Copy out all of the records below, switching each "data-point" to "plot-point" and keeping everything else the same. Leave the pictures out.
⁂
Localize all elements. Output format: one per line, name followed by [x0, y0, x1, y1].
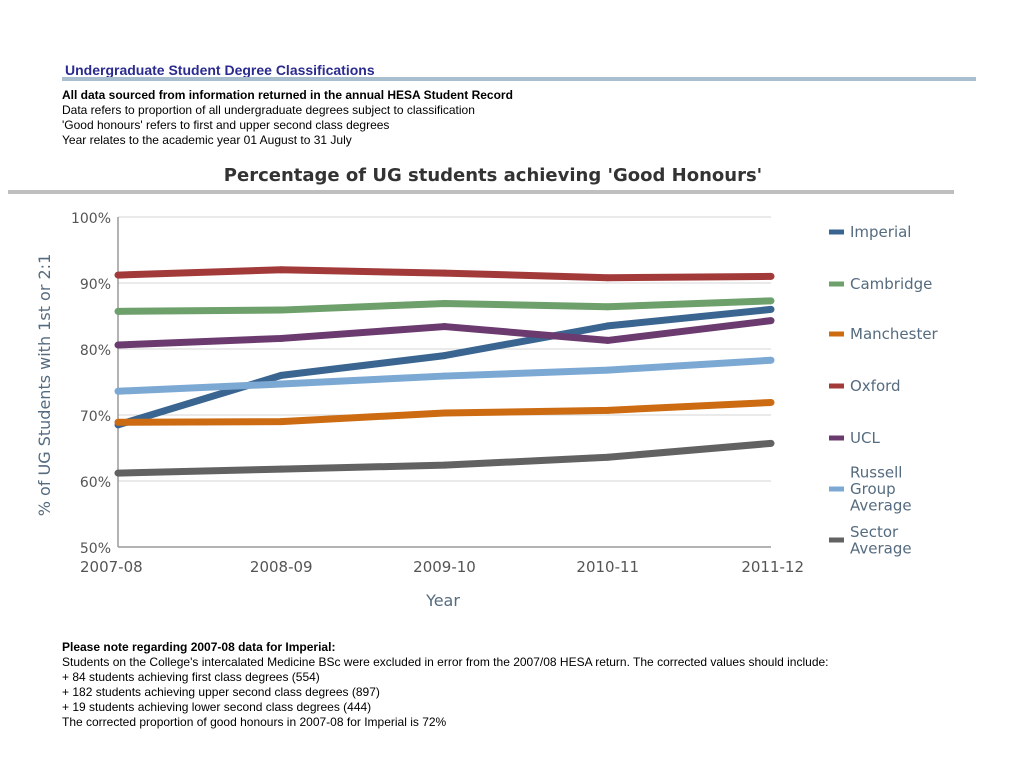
title-divider — [62, 77, 976, 81]
data-point — [277, 306, 285, 314]
intro-definition-line: 'Good honours' refers to first and upper… — [62, 118, 390, 132]
chart-grid — [118, 216, 771, 482]
good-honours-chart: Percentage of UG students achieving 'Goo… — [8, 165, 954, 610]
data-point — [767, 297, 775, 305]
data-point — [277, 334, 285, 342]
legend-label: Russell Group Average — [850, 464, 912, 515]
data-point — [767, 317, 775, 325]
legend-label-line: Group — [850, 480, 896, 498]
x-axis-ticks: 2007-08 2008-09 2009-10 2010-11 2011-12 — [80, 558, 804, 576]
y-axis-label: % of UG Students with 1st or 2:1 — [35, 254, 54, 517]
intro-source-line: All data sourced from information return… — [62, 88, 513, 102]
data-point — [604, 336, 612, 344]
legend-label-line: Average — [850, 539, 912, 557]
data-point — [277, 371, 285, 379]
legend-label-line: Sector — [850, 523, 899, 541]
data-point — [441, 269, 448, 277]
x-tick-label: 2010-11 — [576, 558, 639, 576]
legend-label: Oxford — [850, 377, 901, 395]
page-title: Undergraduate Student Degree Classificat… — [65, 62, 375, 78]
imperial-data-note: Please note regarding 2007-08 data for I… — [62, 640, 829, 730]
data-point — [604, 303, 612, 311]
data-point — [767, 439, 775, 447]
chart-legend: Imperial Cambridge Manchester Oxford UCL Russ… — [829, 223, 939, 557]
data-point — [114, 469, 122, 477]
note-line: + 182 students achieving upper second cl… — [62, 685, 380, 699]
y-tick-label: 100% — [71, 211, 111, 227]
y-axis-ticks: 50% 60% 70% 80% 90% 100% — [71, 211, 111, 557]
x-tick-label: 2009-10 — [413, 558, 476, 576]
data-point — [441, 323, 448, 331]
chart-series — [114, 266, 775, 477]
data-point — [277, 465, 285, 473]
data-point — [767, 398, 775, 406]
chart-title: Percentage of UG students achieving 'Goo… — [224, 165, 762, 186]
data-point — [767, 305, 775, 313]
data-point — [277, 266, 285, 274]
x-tick-label: 2007-08 — [80, 558, 143, 576]
note-line: + 19 students achieving lower second cla… — [62, 700, 372, 714]
data-point — [114, 387, 122, 395]
data-point — [604, 406, 612, 414]
data-point — [277, 380, 285, 388]
x-axis-label: Year — [425, 591, 460, 610]
legend-label: Imperial — [850, 223, 911, 241]
y-tick-label: 60% — [80, 475, 111, 491]
intro-text: All data sourced from information return… — [62, 88, 513, 148]
legend-label: Manchester — [850, 325, 939, 343]
data-point — [114, 341, 122, 349]
note-heading: Please note regarding 2007-08 data for I… — [62, 640, 336, 654]
note-line: Students on the College's intercalated M… — [62, 655, 829, 669]
y-tick-label: 80% — [80, 343, 111, 359]
data-point — [767, 272, 775, 280]
x-tick-label: 2008-09 — [250, 558, 313, 576]
data-point — [114, 307, 122, 315]
intro-scope-line: Data refers to proportion of all undergr… — [62, 103, 475, 117]
data-point — [604, 366, 612, 374]
data-point — [441, 299, 448, 307]
y-tick-label: 90% — [80, 277, 111, 293]
data-point — [277, 418, 285, 426]
data-point — [604, 274, 612, 282]
data-point — [441, 461, 448, 469]
note-line: + 84 students achieving first class degr… — [62, 670, 320, 684]
legend-label: Sector Average — [850, 523, 912, 558]
data-point — [114, 271, 122, 279]
y-tick-label: 70% — [80, 409, 111, 425]
intro-year-line: Year relates to the academic year 01 Aug… — [62, 133, 352, 147]
x-tick-label: 2011-12 — [741, 558, 804, 576]
y-tick-label: 50% — [80, 541, 111, 557]
legend-label-line: Russell — [850, 464, 902, 482]
data-point — [114, 418, 122, 426]
legend-label-line: Average — [850, 497, 912, 515]
data-point — [767, 356, 775, 364]
data-point — [441, 352, 448, 360]
legend-label: UCL — [850, 429, 880, 447]
data-point — [604, 453, 612, 461]
data-point — [604, 322, 612, 330]
data-point — [441, 409, 448, 417]
legend-label: Cambridge — [850, 275, 932, 293]
chart-title-rule — [8, 190, 954, 194]
note-line: The corrected proportion of good honours… — [62, 715, 447, 729]
data-point — [441, 372, 448, 380]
⁂
**ANSWER TO THE TASK**
Localize all elements. Output format: one per line, name followed by [x0, y0, x1, y1].
title-divider — [62, 77, 976, 81]
plot-point — [277, 306, 285, 314]
intro-definition-line: 'Good honours' refers to first and upper… — [62, 118, 390, 132]
chart-grid — [118, 216, 771, 482]
good-honours-chart: Percentage of UG students achieving 'Goo… — [8, 165, 954, 610]
plot-point — [767, 297, 775, 305]
plot-point — [277, 334, 285, 342]
legend-label: Russell Group Average — [850, 464, 912, 515]
plot-point — [767, 317, 775, 325]
legend-label-line: Group — [850, 480, 896, 498]
x-axis-ticks: 2007-08 2008-09 2009-10 2010-11 2011-12 — [80, 558, 804, 576]
y-axis-label: % of UG Students with 1st or 2:1 — [35, 254, 54, 517]
intro-source-line: All data sourced from information return… — [62, 88, 513, 102]
plot-point — [604, 336, 612, 344]
legend-label-line: Average — [850, 539, 912, 557]
plot-point — [277, 371, 285, 379]
legend-label-line: Sector — [850, 523, 899, 541]
plot-point — [441, 269, 448, 277]
x-tick-label: 2010-11 — [576, 558, 639, 576]
legend-label: Oxford — [850, 377, 901, 395]
page-title: Undergraduate Student Degree Classificat… — [65, 62, 375, 78]
imperial-data-note: Please note regarding 2007-08 data for I… — [62, 640, 829, 730]
plot-point — [604, 303, 612, 311]
plot-point — [767, 439, 775, 447]
chart-legend: Imperial Cambridge Manchester Oxford UCL Russ… — [829, 223, 939, 557]
plot-point — [114, 469, 122, 477]
note-line: + 182 students achieving upper second cl… — [62, 685, 380, 699]
y-tick-label: 100% — [71, 211, 111, 227]
y-axis-ticks: 50% 60% 70% 80% 90% 100% — [71, 211, 111, 557]
x-tick-label: 2009-10 — [413, 558, 476, 576]
plot-point — [441, 323, 448, 331]
chart-series — [114, 266, 775, 477]
plot-point — [277, 465, 285, 473]
plot-point — [767, 398, 775, 406]
chart-title: Percentage of UG students achieving 'Goo… — [224, 165, 762, 186]
plot-point — [767, 305, 775, 313]
plot-point — [277, 266, 285, 274]
x-tick-label: 2007-08 — [80, 558, 143, 576]
note-line: + 19 students achieving lower second cla… — [62, 700, 372, 714]
plot-point — [114, 387, 122, 395]
plot-point — [604, 406, 612, 414]
plot-point — [277, 380, 285, 388]
x-axis-label: Year — [425, 591, 460, 610]
legend-label: Imperial — [850, 223, 911, 241]
y-tick-label: 60% — [80, 475, 111, 491]
intro-text: All data sourced from information return… — [62, 88, 513, 148]
legend-label: Manchester — [850, 325, 939, 343]
plot-point — [114, 341, 122, 349]
note-heading: Please note regarding 2007-08 data for I… — [62, 640, 336, 654]
note-line: Students on the College's intercalated M… — [62, 655, 829, 669]
y-tick-label: 80% — [80, 343, 111, 359]
plot-point — [767, 272, 775, 280]
x-tick-label: 2008-09 — [250, 558, 313, 576]
plot-point — [114, 307, 122, 315]
intro-scope-line: Data refers to proportion of all undergr… — [62, 103, 475, 117]
plot-point — [604, 366, 612, 374]
plot-point — [441, 299, 448, 307]
y-tick-label: 90% — [80, 277, 111, 293]
plot-point — [277, 418, 285, 426]
plot-point — [604, 274, 612, 282]
plot-point — [441, 461, 448, 469]
note-line: + 84 students achieving first class degr… — [62, 670, 320, 684]
legend-label: Sector Average — [850, 523, 912, 558]
plot-point — [114, 271, 122, 279]
y-tick-label: 70% — [80, 409, 111, 425]
intro-year-line: Year relates to the academic year 01 Aug… — [62, 133, 352, 147]
x-tick-label: 2011-12 — [741, 558, 804, 576]
y-tick-label: 50% — [80, 541, 111, 557]
legend-label-line: Russell — [850, 464, 902, 482]
plot-point — [114, 418, 122, 426]
legend-label-line: Average — [850, 497, 912, 515]
plot-point — [767, 356, 775, 364]
plot-point — [441, 352, 448, 360]
legend-label: UCL — [850, 429, 880, 447]
plot-point — [604, 453, 612, 461]
plot-point — [604, 322, 612, 330]
plot-point — [441, 409, 448, 417]
legend-label: Cambridge — [850, 275, 932, 293]
chart-title-rule — [8, 190, 954, 194]
note-line: The corrected proportion of good honours… — [62, 715, 447, 729]
plot-point — [441, 372, 448, 380]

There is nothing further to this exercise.